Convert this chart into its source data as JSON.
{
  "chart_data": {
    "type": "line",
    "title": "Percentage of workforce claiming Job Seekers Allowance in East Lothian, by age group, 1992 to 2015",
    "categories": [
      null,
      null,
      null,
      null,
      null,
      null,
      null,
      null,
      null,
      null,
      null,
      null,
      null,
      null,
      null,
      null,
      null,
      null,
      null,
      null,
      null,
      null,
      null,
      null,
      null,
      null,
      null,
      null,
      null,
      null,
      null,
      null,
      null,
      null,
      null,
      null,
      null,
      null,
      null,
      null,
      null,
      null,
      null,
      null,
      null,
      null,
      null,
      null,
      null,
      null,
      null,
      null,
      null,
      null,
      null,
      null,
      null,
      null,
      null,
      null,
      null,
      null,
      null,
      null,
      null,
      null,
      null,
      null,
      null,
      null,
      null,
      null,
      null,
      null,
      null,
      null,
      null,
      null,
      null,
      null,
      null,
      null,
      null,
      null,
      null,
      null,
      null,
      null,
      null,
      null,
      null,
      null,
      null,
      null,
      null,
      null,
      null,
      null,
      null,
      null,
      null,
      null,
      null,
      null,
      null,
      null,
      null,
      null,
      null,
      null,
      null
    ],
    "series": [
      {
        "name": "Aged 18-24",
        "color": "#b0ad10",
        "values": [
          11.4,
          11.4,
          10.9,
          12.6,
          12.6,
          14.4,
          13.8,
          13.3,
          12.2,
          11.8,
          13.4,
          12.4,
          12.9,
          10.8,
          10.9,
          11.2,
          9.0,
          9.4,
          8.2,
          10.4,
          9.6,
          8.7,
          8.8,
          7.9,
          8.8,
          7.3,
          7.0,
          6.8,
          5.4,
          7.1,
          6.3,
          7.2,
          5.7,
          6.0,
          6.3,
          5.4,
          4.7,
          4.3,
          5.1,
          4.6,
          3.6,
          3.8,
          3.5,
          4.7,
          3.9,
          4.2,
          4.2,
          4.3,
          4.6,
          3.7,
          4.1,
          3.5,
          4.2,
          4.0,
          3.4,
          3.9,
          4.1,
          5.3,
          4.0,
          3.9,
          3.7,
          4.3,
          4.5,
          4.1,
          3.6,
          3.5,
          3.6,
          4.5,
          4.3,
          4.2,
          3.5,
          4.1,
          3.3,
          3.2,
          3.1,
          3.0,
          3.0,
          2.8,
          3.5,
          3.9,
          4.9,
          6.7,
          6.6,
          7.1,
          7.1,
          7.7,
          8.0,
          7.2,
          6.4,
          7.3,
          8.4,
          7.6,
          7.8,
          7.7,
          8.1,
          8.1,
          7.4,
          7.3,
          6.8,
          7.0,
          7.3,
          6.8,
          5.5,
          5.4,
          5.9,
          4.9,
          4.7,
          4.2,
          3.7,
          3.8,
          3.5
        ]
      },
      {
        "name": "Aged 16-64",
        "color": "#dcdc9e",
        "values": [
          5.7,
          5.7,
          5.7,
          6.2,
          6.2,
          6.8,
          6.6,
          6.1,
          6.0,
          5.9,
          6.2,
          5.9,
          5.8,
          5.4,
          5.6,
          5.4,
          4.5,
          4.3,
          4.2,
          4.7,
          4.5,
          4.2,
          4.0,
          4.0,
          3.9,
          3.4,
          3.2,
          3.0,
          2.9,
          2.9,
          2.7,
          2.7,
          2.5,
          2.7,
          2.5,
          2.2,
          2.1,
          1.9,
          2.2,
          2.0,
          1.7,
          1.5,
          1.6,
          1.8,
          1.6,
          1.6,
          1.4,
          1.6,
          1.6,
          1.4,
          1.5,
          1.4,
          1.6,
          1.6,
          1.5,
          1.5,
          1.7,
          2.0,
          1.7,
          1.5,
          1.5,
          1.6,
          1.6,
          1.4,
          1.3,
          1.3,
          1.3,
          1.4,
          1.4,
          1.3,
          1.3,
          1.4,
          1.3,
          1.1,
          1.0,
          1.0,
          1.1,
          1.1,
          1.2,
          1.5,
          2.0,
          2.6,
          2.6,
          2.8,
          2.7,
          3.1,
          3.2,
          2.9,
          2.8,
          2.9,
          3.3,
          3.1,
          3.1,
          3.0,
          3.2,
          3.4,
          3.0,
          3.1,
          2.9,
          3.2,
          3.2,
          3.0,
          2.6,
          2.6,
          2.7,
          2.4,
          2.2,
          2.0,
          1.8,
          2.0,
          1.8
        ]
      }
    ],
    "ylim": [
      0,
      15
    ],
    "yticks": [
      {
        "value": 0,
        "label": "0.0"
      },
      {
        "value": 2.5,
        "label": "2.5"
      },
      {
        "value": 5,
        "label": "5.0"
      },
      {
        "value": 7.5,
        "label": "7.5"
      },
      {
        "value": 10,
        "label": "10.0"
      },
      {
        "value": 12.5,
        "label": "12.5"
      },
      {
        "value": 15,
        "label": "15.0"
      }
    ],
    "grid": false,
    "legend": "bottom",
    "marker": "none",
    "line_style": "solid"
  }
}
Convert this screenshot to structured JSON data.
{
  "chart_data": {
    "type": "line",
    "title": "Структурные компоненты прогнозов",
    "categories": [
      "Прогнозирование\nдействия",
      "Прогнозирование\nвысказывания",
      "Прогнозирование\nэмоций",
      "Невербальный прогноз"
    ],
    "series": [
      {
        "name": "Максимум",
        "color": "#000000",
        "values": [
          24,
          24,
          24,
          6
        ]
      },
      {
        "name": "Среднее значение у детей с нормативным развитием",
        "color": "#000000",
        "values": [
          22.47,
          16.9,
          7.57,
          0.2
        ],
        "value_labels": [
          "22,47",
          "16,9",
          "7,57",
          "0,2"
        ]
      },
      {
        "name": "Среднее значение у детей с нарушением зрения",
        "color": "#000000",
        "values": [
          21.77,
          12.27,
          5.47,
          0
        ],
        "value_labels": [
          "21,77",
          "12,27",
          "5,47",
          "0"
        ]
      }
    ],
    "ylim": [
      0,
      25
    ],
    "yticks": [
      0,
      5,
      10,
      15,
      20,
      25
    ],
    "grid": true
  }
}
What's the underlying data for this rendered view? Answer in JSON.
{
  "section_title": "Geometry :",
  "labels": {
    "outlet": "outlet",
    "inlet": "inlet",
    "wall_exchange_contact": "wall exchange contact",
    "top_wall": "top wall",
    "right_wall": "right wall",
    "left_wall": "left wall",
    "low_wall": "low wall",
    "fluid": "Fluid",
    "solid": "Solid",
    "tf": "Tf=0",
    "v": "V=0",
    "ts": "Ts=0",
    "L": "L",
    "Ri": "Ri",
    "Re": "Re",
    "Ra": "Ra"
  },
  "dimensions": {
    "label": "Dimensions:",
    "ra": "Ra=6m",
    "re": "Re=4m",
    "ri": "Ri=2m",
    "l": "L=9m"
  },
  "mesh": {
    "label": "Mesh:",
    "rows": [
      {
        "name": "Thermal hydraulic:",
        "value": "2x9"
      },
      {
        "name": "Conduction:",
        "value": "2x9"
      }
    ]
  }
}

### Written instruction
Lines that hold the word "детей" are the ones to return, every one of them.

### Task output
        "name": "Среднее значение у детей с нормативным развитием",
        "name": "Среднее значение у детей с нарушением зрения",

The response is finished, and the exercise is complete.